Rows from a figure dataset
════════════════

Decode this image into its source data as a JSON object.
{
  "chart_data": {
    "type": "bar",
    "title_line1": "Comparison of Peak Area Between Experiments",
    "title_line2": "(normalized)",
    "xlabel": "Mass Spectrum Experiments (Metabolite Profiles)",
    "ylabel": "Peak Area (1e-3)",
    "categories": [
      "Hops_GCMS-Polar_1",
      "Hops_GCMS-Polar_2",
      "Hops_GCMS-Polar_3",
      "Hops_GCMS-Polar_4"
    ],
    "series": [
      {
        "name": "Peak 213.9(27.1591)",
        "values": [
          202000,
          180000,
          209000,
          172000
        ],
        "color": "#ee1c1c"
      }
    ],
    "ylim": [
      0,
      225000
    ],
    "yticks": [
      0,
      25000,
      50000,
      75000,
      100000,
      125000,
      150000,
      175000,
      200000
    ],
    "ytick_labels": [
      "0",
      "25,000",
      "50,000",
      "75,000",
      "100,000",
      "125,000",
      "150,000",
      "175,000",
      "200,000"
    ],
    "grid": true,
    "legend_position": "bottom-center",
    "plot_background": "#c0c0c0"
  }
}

════════════════

*PROBLEM TO SOLVE*. Give an exact copy of all the data shown above.

*TASK SOLUTION*.
Decode this image into its source data as a JSON object.
{
  "chart_data": {
    "type": "bar",
    "title_line1": "Comparison of Peak Area Between Experiments",
    "title_line2": "(normalized)",
    "xlabel": "Mass Spectrum Experiments (Metabolite Profiles)",
    "ylabel": "Peak Area (1e-3)",
    "categories": [
      "Hops_GCMS-Polar_1",
      "Hops_GCMS-Polar_2",
      "Hops_GCMS-Polar_3",
      "Hops_GCMS-Polar_4"
    ],
    "series": [
      {
        "name": "Peak 213.9(27.1591)",
        "values": [
          202000,
          180000,
          209000,
          172000
        ],
        "color": "#ee1c1c"
      }
    ],
    "ylim": [
      0,
      225000
    ],
    "yticks": [
      0,
      25000,
      50000,
      75000,
      100000,
      125000,
      150000,
      175000,
      200000
    ],
    "ytick_labels": [
      "0",
      "25,000",
      "50,000",
      "75,000",
      "100,000",
      "125,000",
      "150,000",
      "175,000",
      "200,000"
    ],
    "grid": true,
    "legend_position": "bottom-center",
    "plot_background": "#c0c0c0"
  }
}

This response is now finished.